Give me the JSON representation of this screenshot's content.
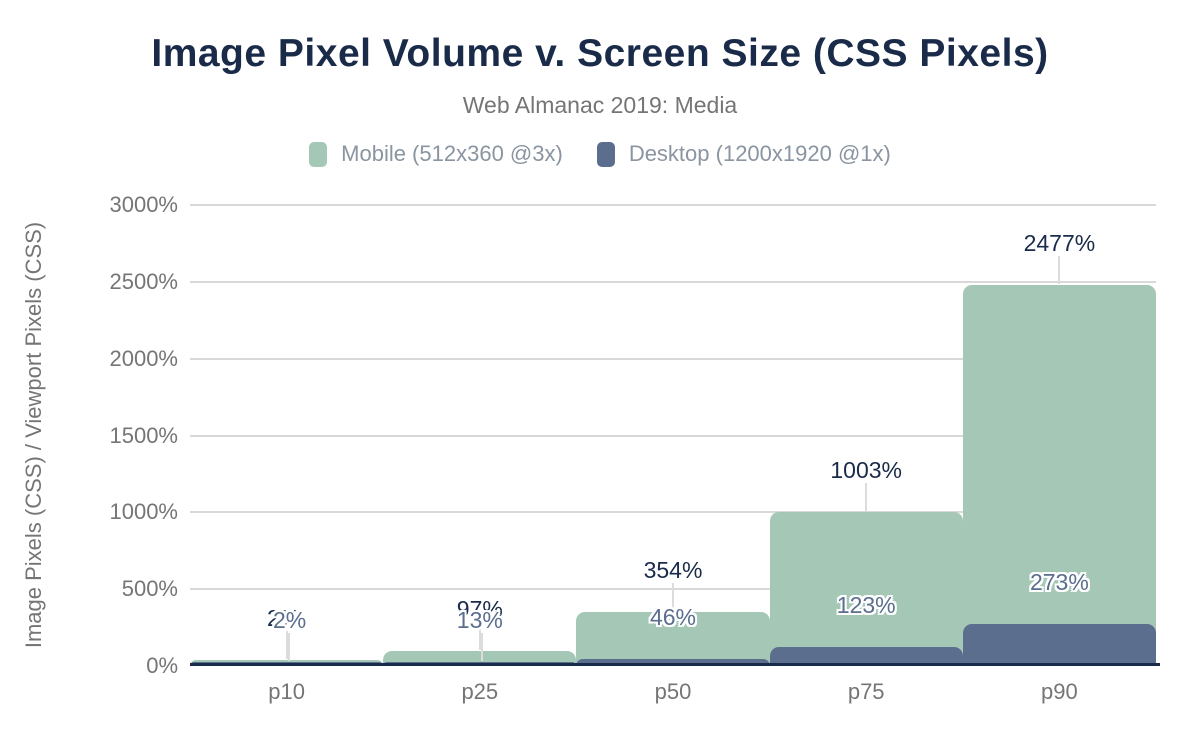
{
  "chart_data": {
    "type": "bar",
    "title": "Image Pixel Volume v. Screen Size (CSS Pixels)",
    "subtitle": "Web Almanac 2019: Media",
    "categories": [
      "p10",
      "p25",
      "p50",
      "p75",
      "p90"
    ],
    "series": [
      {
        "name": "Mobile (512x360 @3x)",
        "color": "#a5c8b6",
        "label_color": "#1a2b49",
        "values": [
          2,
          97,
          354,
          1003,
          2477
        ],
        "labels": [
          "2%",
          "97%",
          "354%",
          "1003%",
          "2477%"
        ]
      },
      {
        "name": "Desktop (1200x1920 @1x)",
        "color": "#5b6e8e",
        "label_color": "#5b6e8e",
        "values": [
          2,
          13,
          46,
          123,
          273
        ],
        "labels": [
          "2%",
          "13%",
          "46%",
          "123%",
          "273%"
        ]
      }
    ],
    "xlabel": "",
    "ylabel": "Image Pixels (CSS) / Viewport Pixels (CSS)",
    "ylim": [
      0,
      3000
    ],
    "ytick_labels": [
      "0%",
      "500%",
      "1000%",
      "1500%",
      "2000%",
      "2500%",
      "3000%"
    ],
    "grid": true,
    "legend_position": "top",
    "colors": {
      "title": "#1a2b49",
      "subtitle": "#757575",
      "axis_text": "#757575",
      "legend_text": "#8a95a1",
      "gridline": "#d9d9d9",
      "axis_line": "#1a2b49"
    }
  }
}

******

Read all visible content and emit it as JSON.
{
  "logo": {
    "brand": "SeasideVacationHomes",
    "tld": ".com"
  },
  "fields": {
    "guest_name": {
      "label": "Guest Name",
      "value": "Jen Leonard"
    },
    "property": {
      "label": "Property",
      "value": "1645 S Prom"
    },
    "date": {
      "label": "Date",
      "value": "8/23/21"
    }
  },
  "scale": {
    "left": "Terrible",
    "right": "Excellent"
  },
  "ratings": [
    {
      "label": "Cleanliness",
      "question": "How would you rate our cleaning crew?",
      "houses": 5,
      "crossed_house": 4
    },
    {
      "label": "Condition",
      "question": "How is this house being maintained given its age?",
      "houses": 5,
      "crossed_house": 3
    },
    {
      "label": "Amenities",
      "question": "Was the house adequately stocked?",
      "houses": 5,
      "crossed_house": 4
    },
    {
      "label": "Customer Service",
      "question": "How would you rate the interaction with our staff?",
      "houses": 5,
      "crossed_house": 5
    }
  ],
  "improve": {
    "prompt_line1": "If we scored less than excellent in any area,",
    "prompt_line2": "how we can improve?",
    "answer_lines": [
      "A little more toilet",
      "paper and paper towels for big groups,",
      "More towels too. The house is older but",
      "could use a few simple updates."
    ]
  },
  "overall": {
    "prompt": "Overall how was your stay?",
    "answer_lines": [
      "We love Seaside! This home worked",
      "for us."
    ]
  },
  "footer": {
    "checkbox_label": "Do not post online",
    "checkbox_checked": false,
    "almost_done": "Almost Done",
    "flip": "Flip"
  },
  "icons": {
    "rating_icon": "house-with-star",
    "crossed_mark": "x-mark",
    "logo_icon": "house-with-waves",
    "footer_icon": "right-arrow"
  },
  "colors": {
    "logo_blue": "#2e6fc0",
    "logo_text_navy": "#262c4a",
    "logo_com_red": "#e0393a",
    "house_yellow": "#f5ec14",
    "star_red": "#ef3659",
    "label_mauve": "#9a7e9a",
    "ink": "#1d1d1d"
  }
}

******

#### Short problem:
How many of the listing's lines contain "subtitle"? Respond with a single number and nothing else.

#### Task response:
2